#### [Goal]
Pull out every row below that contains the string "axis", copying each one in full.

#### [Data extract]
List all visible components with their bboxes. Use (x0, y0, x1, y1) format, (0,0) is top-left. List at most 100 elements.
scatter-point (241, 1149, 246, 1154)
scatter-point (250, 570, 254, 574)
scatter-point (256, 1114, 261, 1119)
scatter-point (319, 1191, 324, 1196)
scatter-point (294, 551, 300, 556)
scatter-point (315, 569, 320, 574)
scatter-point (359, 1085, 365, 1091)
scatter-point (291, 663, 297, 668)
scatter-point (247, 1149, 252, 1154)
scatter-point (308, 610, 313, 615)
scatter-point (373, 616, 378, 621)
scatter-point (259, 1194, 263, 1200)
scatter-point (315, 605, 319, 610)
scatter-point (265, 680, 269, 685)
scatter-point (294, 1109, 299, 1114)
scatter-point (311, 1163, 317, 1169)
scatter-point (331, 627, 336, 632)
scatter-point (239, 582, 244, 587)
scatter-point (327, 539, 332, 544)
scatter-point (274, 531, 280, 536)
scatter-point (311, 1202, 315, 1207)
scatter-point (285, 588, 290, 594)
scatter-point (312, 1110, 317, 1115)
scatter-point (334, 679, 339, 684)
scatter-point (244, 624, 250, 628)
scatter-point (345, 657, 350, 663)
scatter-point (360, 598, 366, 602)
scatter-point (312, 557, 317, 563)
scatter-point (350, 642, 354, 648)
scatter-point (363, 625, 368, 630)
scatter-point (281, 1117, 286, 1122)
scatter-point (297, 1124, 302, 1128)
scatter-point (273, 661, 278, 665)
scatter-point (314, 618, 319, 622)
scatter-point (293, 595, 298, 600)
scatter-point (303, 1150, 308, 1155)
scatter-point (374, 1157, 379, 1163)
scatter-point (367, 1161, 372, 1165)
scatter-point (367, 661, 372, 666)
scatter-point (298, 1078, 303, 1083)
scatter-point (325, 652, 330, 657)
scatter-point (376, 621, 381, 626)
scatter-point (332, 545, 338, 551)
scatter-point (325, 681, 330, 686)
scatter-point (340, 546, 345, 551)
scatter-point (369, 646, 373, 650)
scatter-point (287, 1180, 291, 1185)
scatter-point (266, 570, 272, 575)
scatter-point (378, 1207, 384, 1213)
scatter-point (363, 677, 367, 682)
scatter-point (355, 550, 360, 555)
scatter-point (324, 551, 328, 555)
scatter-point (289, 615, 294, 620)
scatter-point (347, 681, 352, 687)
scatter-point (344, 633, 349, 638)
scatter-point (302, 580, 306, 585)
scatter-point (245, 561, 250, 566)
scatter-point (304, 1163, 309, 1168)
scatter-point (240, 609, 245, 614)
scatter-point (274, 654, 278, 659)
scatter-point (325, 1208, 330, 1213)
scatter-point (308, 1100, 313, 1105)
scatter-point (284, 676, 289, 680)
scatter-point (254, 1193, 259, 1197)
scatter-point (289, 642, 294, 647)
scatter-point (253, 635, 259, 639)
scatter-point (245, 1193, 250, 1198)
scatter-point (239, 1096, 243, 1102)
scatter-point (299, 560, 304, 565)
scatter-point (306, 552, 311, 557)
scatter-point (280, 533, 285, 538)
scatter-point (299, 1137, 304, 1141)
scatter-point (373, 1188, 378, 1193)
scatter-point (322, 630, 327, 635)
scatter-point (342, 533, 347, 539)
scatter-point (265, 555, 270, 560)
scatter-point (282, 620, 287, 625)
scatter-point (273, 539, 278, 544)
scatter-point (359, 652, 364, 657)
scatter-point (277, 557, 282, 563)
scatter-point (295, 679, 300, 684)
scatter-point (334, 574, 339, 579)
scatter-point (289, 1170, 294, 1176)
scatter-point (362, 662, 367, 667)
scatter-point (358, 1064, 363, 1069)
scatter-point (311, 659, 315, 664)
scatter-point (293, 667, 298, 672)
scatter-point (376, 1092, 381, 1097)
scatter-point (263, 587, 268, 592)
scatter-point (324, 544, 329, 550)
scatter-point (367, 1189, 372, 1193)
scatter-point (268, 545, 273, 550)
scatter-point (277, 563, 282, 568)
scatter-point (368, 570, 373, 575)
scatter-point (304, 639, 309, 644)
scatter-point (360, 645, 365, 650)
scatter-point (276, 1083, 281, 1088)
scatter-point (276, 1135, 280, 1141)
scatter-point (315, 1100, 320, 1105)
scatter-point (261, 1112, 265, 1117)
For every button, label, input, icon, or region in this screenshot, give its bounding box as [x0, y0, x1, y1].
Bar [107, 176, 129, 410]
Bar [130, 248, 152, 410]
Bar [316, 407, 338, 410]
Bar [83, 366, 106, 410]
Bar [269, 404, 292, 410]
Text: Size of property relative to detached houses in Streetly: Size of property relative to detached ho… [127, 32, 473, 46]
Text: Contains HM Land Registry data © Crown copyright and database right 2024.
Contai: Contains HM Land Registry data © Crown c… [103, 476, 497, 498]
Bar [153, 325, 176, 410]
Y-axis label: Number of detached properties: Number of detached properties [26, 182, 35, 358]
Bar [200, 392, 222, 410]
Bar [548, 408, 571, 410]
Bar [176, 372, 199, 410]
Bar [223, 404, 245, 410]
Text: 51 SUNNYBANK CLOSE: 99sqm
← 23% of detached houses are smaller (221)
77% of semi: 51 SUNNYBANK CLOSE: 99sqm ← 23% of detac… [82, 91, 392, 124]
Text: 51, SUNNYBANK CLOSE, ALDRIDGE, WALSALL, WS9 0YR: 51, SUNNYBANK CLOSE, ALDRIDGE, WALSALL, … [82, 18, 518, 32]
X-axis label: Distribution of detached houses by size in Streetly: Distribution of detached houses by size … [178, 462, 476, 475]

#### [Task answer]
Y-axis label: Number of detached properties: Number of detached properties [26, 182, 35, 358]
X-axis label: Distribution of detached houses by size in Streetly: Distribution of detached houses by size … [178, 462, 476, 475]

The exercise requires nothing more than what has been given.